◆ TASKS FOR THIS EXERCISE ◆
A) List the offload options named in the ethtool command quoted in the mailing-list excerpt about NIC offload settings.
B) Write what comes next in the mailing-list excerpt about NIC offload settings, starting after its final line.
*** TEXT EXCERPT Section Begins ***
I had so much debugging turned on that it was not the "slowing of the 
traffic" but the "non-coelescencing" that was the remedy.  The NIC is a 
MyriCom NIC and these are easy options to set.


At 03:32 PM 4/27/2007, Rick Jones wrote:
>Bryan Lawver wrote:
>>I hit the IP NIC over the head with a hammer and turned off all offload 
>>features and I no longer get the super jumbo packet and I have symmetric 
>>performance.  This NIC supported "ethtool -K ethx tso/tx/rx/sg on/off" 
>>and I am not sure at this time which one I needed to whack but all off 
>>solved the problem.
>
>Yeah, that does seem like a rather broad remedy, but I guess if it 
>works... :) And I suppose most of those offloads don't matter for a NIC 
>being used in a router.
>
>Only problem is we don't know if it worked because it slowed-down the 10G 
>side or because it had LRO disabling as a side-effect. If I were to guess, 
>of those things listed, I'd guess that receive cko would have that as a 
>side effect.
>
>Just what sort of 10G NIC was this anyway?  With that knowledge we could 
>probably narrow things down to a more specific modprobe setting, or maybe 
>even an ethtool command, for some suitable revision of ethtool.
>
>rick jones
>
>>Thanks for listening and re enforcing my search process.
*** TEXT EXCERPT Section Ends ***
*** SOURCE INFORMATION Section Begins ***
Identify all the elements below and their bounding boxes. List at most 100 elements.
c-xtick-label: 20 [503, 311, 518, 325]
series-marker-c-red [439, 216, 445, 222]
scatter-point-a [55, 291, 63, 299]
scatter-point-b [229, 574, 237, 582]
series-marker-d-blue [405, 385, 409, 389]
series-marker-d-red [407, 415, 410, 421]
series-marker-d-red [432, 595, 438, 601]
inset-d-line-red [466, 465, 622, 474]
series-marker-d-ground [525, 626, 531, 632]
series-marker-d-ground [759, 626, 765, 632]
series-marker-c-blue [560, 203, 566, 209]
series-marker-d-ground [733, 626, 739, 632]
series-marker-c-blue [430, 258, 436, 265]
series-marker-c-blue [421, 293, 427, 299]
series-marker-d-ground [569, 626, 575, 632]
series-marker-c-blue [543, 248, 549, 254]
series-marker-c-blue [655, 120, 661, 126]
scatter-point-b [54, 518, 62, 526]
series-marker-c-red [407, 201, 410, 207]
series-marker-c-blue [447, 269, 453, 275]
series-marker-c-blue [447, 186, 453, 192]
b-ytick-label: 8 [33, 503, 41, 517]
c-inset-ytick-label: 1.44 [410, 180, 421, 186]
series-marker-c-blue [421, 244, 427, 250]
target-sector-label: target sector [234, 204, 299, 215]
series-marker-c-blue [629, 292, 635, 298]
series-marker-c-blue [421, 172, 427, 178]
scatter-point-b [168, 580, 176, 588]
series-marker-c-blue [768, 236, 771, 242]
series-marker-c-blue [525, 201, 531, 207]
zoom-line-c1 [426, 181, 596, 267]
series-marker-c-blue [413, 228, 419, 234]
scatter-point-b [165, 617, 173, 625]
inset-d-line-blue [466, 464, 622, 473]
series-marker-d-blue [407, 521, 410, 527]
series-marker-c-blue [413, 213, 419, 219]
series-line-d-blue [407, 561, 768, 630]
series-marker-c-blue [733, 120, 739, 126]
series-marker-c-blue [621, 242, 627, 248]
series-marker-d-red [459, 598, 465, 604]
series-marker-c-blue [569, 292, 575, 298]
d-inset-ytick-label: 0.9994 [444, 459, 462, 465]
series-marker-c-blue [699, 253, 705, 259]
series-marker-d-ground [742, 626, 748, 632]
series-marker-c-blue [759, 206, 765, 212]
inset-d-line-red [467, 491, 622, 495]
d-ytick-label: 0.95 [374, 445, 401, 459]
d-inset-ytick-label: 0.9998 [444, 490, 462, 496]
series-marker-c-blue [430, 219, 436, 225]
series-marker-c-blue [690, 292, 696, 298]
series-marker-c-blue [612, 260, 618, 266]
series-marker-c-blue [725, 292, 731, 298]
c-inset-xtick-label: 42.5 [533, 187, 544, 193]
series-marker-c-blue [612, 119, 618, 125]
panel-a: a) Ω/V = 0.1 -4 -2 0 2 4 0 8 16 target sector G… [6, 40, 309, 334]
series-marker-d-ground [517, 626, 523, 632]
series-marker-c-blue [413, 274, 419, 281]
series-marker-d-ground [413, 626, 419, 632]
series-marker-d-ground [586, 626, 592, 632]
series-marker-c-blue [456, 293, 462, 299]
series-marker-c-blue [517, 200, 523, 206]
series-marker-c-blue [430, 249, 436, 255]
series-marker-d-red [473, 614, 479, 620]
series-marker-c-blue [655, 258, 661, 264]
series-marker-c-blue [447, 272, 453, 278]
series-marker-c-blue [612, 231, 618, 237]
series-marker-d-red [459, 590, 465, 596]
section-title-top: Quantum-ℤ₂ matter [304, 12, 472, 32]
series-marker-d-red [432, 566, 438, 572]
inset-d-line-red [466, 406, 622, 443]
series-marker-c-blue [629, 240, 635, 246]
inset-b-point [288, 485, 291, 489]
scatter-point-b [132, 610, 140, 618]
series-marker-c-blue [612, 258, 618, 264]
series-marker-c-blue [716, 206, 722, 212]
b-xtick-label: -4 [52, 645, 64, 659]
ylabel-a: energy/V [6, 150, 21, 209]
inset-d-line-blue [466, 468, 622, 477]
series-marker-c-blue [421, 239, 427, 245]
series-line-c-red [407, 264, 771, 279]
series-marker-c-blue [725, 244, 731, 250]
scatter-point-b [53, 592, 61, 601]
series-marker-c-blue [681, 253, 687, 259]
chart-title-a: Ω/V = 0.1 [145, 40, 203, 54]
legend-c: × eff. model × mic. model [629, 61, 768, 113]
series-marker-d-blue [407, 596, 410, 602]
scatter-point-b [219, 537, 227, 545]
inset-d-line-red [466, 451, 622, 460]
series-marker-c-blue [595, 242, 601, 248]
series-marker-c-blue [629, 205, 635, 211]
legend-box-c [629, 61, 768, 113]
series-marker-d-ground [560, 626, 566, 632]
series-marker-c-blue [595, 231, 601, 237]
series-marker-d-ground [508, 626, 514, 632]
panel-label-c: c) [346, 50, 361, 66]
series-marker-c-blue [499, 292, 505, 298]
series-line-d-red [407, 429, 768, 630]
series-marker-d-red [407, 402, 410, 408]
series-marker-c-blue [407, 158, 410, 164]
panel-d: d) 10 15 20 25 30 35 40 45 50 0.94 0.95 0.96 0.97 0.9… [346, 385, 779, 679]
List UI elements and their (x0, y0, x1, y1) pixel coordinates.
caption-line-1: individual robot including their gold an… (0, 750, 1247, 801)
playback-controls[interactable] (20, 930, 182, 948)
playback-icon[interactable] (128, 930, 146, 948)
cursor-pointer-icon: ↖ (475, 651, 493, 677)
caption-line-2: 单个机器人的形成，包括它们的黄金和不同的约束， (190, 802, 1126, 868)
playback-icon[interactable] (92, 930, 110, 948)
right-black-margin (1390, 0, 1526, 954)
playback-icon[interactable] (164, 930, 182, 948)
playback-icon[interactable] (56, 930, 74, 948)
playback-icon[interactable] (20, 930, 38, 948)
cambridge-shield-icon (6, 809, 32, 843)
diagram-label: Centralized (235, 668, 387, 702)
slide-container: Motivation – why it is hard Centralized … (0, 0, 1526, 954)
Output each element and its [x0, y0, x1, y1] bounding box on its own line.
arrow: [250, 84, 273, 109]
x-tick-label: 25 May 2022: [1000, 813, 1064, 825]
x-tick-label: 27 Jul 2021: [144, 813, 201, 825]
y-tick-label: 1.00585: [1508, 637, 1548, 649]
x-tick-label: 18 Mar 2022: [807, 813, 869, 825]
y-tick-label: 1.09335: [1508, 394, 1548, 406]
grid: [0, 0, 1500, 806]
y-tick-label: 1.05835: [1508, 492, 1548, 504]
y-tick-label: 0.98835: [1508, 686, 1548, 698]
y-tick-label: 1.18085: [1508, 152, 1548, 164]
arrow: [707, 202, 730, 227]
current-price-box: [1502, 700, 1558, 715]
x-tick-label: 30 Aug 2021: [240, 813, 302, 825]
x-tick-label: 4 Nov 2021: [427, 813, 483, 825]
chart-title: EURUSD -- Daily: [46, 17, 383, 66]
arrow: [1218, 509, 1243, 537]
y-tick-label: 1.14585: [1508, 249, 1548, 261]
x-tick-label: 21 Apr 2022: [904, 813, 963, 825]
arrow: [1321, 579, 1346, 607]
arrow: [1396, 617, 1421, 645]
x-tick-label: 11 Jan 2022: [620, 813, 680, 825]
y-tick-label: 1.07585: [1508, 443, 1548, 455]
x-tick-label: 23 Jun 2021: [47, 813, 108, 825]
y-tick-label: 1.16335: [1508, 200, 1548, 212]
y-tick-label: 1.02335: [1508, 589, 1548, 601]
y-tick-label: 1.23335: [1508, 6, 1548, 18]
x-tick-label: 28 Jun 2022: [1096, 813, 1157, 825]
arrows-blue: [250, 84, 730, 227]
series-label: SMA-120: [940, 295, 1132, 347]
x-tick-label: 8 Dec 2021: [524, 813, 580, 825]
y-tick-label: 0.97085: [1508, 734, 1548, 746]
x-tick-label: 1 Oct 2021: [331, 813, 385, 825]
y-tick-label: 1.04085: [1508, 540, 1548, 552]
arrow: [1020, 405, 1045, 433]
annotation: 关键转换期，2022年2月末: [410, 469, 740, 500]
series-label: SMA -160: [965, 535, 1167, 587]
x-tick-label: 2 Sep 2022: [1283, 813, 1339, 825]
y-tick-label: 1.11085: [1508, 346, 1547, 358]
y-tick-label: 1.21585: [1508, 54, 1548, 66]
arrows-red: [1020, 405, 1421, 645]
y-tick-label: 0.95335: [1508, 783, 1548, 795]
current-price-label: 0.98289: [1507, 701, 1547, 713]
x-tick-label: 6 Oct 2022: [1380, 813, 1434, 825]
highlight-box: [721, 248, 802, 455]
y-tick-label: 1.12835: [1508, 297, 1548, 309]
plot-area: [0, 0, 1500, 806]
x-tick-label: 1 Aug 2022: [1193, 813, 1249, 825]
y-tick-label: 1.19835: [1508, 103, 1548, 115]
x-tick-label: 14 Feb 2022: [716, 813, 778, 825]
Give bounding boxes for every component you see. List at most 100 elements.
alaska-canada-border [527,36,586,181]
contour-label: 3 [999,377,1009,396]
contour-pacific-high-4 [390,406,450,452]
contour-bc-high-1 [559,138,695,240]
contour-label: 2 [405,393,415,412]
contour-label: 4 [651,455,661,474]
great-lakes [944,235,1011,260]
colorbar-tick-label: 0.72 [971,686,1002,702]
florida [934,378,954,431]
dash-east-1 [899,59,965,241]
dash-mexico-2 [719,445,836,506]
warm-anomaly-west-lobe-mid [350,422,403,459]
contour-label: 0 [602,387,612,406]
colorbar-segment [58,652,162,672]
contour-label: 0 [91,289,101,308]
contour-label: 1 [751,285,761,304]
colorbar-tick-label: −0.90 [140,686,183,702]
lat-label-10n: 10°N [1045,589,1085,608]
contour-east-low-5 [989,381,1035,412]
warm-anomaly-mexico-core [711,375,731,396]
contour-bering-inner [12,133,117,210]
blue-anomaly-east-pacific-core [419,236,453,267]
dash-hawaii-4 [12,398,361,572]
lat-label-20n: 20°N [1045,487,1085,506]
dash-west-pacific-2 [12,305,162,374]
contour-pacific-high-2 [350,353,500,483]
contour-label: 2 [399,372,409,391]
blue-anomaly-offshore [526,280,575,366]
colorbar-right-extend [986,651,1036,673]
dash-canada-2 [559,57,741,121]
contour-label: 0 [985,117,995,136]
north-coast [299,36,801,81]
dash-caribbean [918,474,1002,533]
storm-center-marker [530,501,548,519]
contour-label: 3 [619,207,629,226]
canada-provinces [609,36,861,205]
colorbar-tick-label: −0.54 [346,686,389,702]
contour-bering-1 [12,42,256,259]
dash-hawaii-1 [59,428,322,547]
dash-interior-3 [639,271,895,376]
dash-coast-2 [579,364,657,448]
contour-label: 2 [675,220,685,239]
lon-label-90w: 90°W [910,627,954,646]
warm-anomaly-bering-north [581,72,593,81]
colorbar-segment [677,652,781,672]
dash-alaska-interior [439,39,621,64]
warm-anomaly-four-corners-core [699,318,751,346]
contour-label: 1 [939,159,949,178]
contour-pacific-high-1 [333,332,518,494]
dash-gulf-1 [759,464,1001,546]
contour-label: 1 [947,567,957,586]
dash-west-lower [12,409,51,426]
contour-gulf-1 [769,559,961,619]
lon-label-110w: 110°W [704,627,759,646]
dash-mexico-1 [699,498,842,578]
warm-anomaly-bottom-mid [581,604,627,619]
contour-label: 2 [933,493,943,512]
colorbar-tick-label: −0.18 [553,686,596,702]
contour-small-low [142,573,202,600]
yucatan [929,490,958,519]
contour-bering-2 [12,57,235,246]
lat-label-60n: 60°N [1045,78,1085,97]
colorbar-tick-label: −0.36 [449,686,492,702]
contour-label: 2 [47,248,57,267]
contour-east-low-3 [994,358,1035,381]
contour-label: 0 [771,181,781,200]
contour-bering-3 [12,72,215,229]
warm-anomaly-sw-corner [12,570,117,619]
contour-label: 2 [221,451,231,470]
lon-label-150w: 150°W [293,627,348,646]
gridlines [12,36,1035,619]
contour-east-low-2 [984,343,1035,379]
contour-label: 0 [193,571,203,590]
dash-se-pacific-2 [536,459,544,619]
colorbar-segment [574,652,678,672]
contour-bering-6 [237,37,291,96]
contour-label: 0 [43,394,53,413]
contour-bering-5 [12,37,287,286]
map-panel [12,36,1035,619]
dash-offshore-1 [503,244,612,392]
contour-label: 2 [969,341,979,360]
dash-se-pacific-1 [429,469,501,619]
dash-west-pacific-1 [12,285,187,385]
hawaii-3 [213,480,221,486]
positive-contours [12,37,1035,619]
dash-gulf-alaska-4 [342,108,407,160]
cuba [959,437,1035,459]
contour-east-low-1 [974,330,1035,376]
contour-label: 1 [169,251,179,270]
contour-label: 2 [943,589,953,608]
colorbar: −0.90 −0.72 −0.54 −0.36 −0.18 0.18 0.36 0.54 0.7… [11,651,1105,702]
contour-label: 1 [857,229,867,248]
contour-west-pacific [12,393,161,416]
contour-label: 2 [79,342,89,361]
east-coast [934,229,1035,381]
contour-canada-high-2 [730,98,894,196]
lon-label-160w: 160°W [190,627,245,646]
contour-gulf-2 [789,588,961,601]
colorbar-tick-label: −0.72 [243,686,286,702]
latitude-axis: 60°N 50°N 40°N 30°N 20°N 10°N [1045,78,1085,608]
*** SOURCE INFORMATION Section Ends ***
◆ ANSWERS BY ITEM NUMBER ◆
A) tso, tx, rx, sg

B)
>>bryan
>>At 01:32 PM 4/27/2007, Rick Jones wrote:
>>
>>>Bryan Lawver wrote:
>>>
>>>>Your right about the ipoib module not combining packets (I believed you 
>>>>without checking) but I did never the less.  The ipoib_start_xmit 
>>>>routine is definitely handed a "double packet"  which means that the IP 
>>>>NIC driver or the kernel is combining two packets into a single super 
>>>>jumbo packet.  This issue is irrespective of the IP MTU setting because 
>>>>I have set all interfaces to 9000k yet  ipoib accepts and forwards this 
>>>>17964 packet to the next IB node and onto the TCP stack where it is 
>>>>never acknowledged.  This may not have come up in prior testing because 
>>>>I am using some of the fastest IP NICs which have no trouble keeping up 
>>>>with or exceeding the bandwidth of the IB side.
>>>>This issue arises exactly every 8 packets...(ring buffer overrun??)
>>>>I will be at Sonoma for the next few days as many on this list will be.
>>>
>>>
>>>
>>>Some NICs (esp 10G) support large receive offload - they coalesce TCP 
>>>segments from the wire/fiber into larger ones they pass up the stack.
>>>Perhaps that is happening here?
>>>
>>>I'm going to go out a bit on a limb, cross the streams, and include 
>>>netdev, because I suspect that if a system is acting as an IP router, 
>>>one doesn't want large receive offload enabled.  That may need some 
>>>discussion in netdev - it may then require some changes to default 
>>>settings or some documentation enhancements.  That or I'll learn that 
>>>the stack is already dealing with the issue...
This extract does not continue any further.